A block of data =>

+ + +

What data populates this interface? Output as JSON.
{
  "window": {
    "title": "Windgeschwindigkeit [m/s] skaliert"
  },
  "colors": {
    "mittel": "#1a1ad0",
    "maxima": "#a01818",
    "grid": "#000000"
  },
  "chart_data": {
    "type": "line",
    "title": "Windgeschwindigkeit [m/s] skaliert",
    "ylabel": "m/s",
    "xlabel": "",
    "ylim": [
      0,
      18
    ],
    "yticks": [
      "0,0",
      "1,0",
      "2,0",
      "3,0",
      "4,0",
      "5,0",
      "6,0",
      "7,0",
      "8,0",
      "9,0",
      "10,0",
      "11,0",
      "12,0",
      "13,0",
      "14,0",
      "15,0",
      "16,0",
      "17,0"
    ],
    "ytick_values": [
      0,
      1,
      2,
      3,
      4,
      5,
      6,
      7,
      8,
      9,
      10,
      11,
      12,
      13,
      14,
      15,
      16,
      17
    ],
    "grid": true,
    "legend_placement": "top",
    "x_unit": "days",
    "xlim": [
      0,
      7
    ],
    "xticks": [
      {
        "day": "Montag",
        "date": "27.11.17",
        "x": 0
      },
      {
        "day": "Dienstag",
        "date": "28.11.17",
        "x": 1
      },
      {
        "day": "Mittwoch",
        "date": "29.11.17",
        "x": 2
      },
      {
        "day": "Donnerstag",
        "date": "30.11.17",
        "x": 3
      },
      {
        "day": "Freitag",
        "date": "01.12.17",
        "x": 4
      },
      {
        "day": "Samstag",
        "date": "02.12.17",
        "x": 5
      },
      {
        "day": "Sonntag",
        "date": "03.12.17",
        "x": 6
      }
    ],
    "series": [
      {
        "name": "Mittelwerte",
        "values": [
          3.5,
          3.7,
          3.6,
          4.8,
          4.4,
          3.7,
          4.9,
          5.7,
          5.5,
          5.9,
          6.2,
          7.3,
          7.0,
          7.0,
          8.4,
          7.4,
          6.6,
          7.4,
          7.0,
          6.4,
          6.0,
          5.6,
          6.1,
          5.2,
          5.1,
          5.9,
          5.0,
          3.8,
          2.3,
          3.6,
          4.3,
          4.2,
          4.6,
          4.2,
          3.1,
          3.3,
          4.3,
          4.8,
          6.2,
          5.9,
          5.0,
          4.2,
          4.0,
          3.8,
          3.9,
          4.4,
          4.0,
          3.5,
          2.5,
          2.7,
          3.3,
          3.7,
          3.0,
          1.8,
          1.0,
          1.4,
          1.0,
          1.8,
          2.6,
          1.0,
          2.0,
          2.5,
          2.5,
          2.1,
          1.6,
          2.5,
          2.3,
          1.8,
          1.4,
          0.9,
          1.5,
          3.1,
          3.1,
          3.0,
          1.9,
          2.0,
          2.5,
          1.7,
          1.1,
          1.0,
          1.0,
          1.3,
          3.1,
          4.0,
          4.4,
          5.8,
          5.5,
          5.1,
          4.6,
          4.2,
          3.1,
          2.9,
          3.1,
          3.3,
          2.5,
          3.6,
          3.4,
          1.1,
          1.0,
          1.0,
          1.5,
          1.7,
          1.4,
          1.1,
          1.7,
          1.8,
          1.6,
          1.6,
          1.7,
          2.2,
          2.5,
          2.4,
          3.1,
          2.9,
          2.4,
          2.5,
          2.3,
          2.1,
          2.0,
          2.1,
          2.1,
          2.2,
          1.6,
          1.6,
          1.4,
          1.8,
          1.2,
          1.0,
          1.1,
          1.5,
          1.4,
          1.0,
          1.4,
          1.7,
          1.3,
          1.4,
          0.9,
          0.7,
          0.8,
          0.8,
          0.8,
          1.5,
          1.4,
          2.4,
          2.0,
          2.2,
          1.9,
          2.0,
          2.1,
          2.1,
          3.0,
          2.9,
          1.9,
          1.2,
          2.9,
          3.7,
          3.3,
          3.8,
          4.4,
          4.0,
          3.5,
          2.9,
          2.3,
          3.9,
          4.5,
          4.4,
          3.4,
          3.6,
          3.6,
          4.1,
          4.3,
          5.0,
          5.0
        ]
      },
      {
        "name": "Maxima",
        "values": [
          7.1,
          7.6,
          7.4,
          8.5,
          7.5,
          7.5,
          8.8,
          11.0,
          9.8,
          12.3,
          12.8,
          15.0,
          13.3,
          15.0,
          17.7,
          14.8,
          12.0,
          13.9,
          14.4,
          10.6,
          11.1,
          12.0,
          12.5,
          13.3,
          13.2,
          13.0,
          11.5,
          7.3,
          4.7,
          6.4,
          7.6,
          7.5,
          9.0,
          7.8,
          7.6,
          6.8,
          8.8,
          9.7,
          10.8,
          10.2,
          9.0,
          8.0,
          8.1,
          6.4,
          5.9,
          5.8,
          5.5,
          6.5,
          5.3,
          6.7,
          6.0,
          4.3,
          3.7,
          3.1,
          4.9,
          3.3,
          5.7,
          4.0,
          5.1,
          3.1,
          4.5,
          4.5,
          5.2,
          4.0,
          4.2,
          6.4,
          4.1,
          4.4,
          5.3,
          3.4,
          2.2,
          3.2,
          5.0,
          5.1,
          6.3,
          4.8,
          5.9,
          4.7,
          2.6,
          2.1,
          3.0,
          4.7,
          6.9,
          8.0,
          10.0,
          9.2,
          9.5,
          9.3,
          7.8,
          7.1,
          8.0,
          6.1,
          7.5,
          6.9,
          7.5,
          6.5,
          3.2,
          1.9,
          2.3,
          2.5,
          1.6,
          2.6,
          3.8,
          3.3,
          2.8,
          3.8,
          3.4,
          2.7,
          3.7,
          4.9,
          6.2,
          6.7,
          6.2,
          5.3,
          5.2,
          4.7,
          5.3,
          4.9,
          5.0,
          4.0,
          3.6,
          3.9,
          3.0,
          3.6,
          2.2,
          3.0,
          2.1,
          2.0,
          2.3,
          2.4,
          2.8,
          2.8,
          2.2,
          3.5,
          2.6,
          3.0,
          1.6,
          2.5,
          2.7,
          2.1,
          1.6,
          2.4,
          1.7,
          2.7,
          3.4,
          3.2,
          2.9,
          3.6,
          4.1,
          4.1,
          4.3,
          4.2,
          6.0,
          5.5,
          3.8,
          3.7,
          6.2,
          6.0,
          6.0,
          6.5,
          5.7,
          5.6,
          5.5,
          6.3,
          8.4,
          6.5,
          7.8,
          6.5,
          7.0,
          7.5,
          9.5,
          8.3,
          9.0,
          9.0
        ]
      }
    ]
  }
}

+ + +

JOB =>
Pick out the lines containing the string "Windgeschwindigkeit" and show them.

SOLUTION TO THIS PROBLEM =>
    "title": "Windgeschwindigkeit [m/s] skaliert"
    "title": "Windgeschwindigkeit [m/s] skaliert",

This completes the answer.